▶ _What to work on_: Could you reproduce the row below word for word, with every line intact, and leave the picture out of your copy?

— BEGIN Data shown —

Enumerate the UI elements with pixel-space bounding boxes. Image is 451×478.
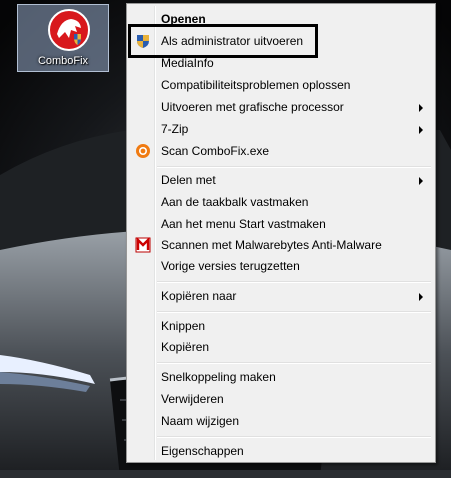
- avast-scan-icon: [136, 144, 150, 158]
- menu-item-label: Scan ComboFix.exe: [161, 144, 270, 158]
- menu-item-label: Eigenschappen: [161, 444, 244, 458]
- menu-item-malwarebytes-scan[interactable]: Scannen met Malwarebytes Anti-Malware: [129, 234, 433, 256]
- combofix-desktop-icon[interactable]: ComboFix: [17, 4, 109, 72]
- menu-item-label: Als administrator uitvoeren: [161, 34, 304, 48]
- menu-item-label: Uitvoeren met grafische processor: [161, 100, 344, 114]
- menu-separator: [157, 166, 431, 168]
- menu-item-label: Snelkoppeling maken: [161, 370, 276, 384]
- context-menu: Openen Als administrator uitvoeren Media…: [126, 3, 436, 463]
- menu-item-restore-versions[interactable]: Vorige versies terugzetten: [129, 255, 433, 277]
- menu-item-rename[interactable]: Naam wijzigen: [129, 410, 433, 432]
- submenu-arrow-icon: [419, 104, 423, 112]
- menu-item-label: Verwijderen: [161, 392, 224, 406]
- menu-item-compat-troubleshoot[interactable]: Compatibiliteitsproblemen oplossen: [129, 74, 433, 96]
- menu-item-run-with-gpu[interactable]: Uitvoeren met grafische processor: [129, 96, 433, 118]
- menu-item-label: MediaInfo: [161, 56, 214, 70]
- menu-item-label: Kopiëren naar: [161, 289, 237, 303]
- menu-separator: [157, 281, 431, 283]
- menu-item-run-as-admin[interactable]: Als administrator uitvoeren: [129, 30, 433, 52]
- menu-item-scan-combofix[interactable]: Scan ComboFix.exe: [129, 140, 433, 162]
- menu-item-pin-start[interactable]: Aan het menu Start vastmaken: [129, 213, 433, 235]
- menu-item-label: Vorige versies terugzetten: [161, 259, 300, 273]
- menu-item-label: Aan de taakbalk vastmaken: [161, 195, 309, 209]
- menu-item-create-shortcut[interactable]: Snelkoppeling maken: [129, 366, 433, 388]
- menu-item-label: 7-Zip: [161, 122, 189, 136]
- menu-item-label: Compatibiliteitsproblemen oplossen: [161, 78, 351, 92]
- menu-item-copy[interactable]: Kopiëren: [129, 336, 433, 358]
- submenu-arrow-icon: [419, 293, 423, 301]
- menu-separator: [157, 311, 431, 313]
- malwarebytes-icon: [135, 237, 151, 253]
- menu-separator: [157, 436, 431, 438]
- combofix-logo-icon: [48, 9, 90, 51]
- menu-item-mediainfo[interactable]: MediaInfo: [129, 52, 433, 74]
- menu-item-properties[interactable]: Eigenschappen: [129, 440, 433, 462]
- menu-item-label: Openen: [161, 12, 206, 26]
- menu-item-pin-taskbar[interactable]: Aan de taakbalk vastmaken: [129, 191, 433, 213]
- desktop-icon-label: ComboFix: [37, 55, 89, 67]
- submenu-arrow-icon: [419, 126, 423, 134]
- menu-item-label: Knippen: [161, 319, 206, 333]
- menu-item-label: Aan het menu Start vastmaken: [161, 217, 326, 231]
- menu-item-label: Kopiëren: [161, 340, 210, 354]
- menu-item-cut[interactable]: Knippen: [129, 315, 433, 337]
- menu-item-7zip[interactable]: 7-Zip: [129, 118, 433, 140]
- menu-item-label: Naam wijzigen: [161, 414, 240, 428]
- menu-separator: [157, 362, 431, 364]
- menu-item-label: Delen met: [161, 173, 216, 187]
- menu-item-share-with[interactable]: Delen met: [129, 169, 433, 191]
- menu-item-delete[interactable]: Verwijderen: [129, 388, 433, 410]
- submenu-arrow-icon: [419, 177, 423, 185]
- uac-shield-icon: [137, 35, 149, 48]
- menu-item-copy-to[interactable]: Kopiëren naar: [129, 285, 433, 307]
- menu-item-label: Scannen met Malwarebytes Anti-Malware: [161, 238, 382, 252]
- menu-item-open[interactable]: Openen: [129, 8, 433, 30]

— END Data shown —

▶ _Solved problem_:
Enumerate the UI elements with pixel-space bounding boxes. Image is 451×478.
- avast-scan-icon: [136, 144, 150, 158]
- menu-item-label: Scan ComboFix.exe: [161, 144, 270, 158]
- menu-item-label: Eigenschappen: [161, 444, 244, 458]
- menu-item-malwarebytes-scan[interactable]: Scannen met Malwarebytes Anti-Malware: [129, 234, 433, 256]
- combofix-desktop-icon[interactable]: ComboFix: [17, 4, 109, 72]
- menu-item-label: Als administrator uitvoeren: [161, 34, 304, 48]
- menu-item-label: Uitvoeren met grafische processor: [161, 100, 344, 114]
- menu-separator: [157, 166, 431, 168]
- menu-item-label: Snelkoppeling maken: [161, 370, 276, 384]
- context-menu: Openen Als administrator uitvoeren Media…: [126, 3, 436, 463]
- menu-item-restore-versions[interactable]: Vorige versies terugzetten: [129, 255, 433, 277]
- menu-item-rename[interactable]: Naam wijzigen: [129, 410, 433, 432]
- submenu-arrow-icon: [419, 104, 423, 112]
- menu-item-label: Verwijderen: [161, 392, 224, 406]
- menu-item-compat-troubleshoot[interactable]: Compatibiliteitsproblemen oplossen: [129, 74, 433, 96]
- menu-item-run-with-gpu[interactable]: Uitvoeren met grafische processor: [129, 96, 433, 118]
- menu-item-label: MediaInfo: [161, 56, 214, 70]
- menu-item-label: Kopiëren naar: [161, 289, 237, 303]
- menu-separator: [157, 281, 431, 283]
- menu-item-run-as-admin[interactable]: Als administrator uitvoeren: [129, 30, 433, 52]
- menu-item-scan-combofix[interactable]: Scan ComboFix.exe: [129, 140, 433, 162]
- menu-item-pin-start[interactable]: Aan het menu Start vastmaken: [129, 213, 433, 235]
- menu-item-label: Vorige versies terugzetten: [161, 259, 300, 273]
- menu-item-label: Aan de taakbalk vastmaken: [161, 195, 309, 209]
- menu-item-create-shortcut[interactable]: Snelkoppeling maken: [129, 366, 433, 388]
- menu-item-label: 7-Zip: [161, 122, 189, 136]
- menu-item-label: Compatibiliteitsproblemen oplossen: [161, 78, 351, 92]
- menu-item-copy[interactable]: Kopiëren: [129, 336, 433, 358]
- submenu-arrow-icon: [419, 293, 423, 301]
- menu-separator: [157, 311, 431, 313]
- malwarebytes-icon: [135, 237, 151, 253]
- menu-separator: [157, 436, 431, 438]
- combofix-logo-icon: [48, 9, 90, 51]
- menu-item-mediainfo[interactable]: MediaInfo: [129, 52, 433, 74]
- menu-item-properties[interactable]: Eigenschappen: [129, 440, 433, 462]
- menu-item-label: Openen: [161, 12, 206, 26]
- menu-item-pin-taskbar[interactable]: Aan de taakbalk vastmaken: [129, 191, 433, 213]
- desktop-icon-label: ComboFix: [37, 55, 89, 67]
- submenu-arrow-icon: [419, 126, 423, 134]
- menu-item-label: Knippen: [161, 319, 206, 333]
- menu-item-label: Aan het menu Start vastmaken: [161, 217, 326, 231]
- menu-item-label: Kopiëren: [161, 340, 210, 354]
- menu-item-cut[interactable]: Knippen: [129, 315, 433, 337]
- menu-item-7zip[interactable]: 7-Zip: [129, 118, 433, 140]
- menu-item-label: Naam wijzigen: [161, 414, 240, 428]
- menu-separator: [157, 362, 431, 364]
- menu-item-label: Delen met: [161, 173, 216, 187]
- menu-item-share-with[interactable]: Delen met: [129, 169, 433, 191]
- menu-item-delete[interactable]: Verwijderen: [129, 388, 433, 410]
- submenu-arrow-icon: [419, 177, 423, 185]
- uac-shield-icon: [137, 35, 149, 48]
- menu-item-copy-to[interactable]: Kopiëren naar: [129, 285, 433, 307]
- menu-item-label: Scannen met Malwarebytes Anti-Malware: [161, 238, 382, 252]
- menu-item-open[interactable]: Openen: [129, 8, 433, 30]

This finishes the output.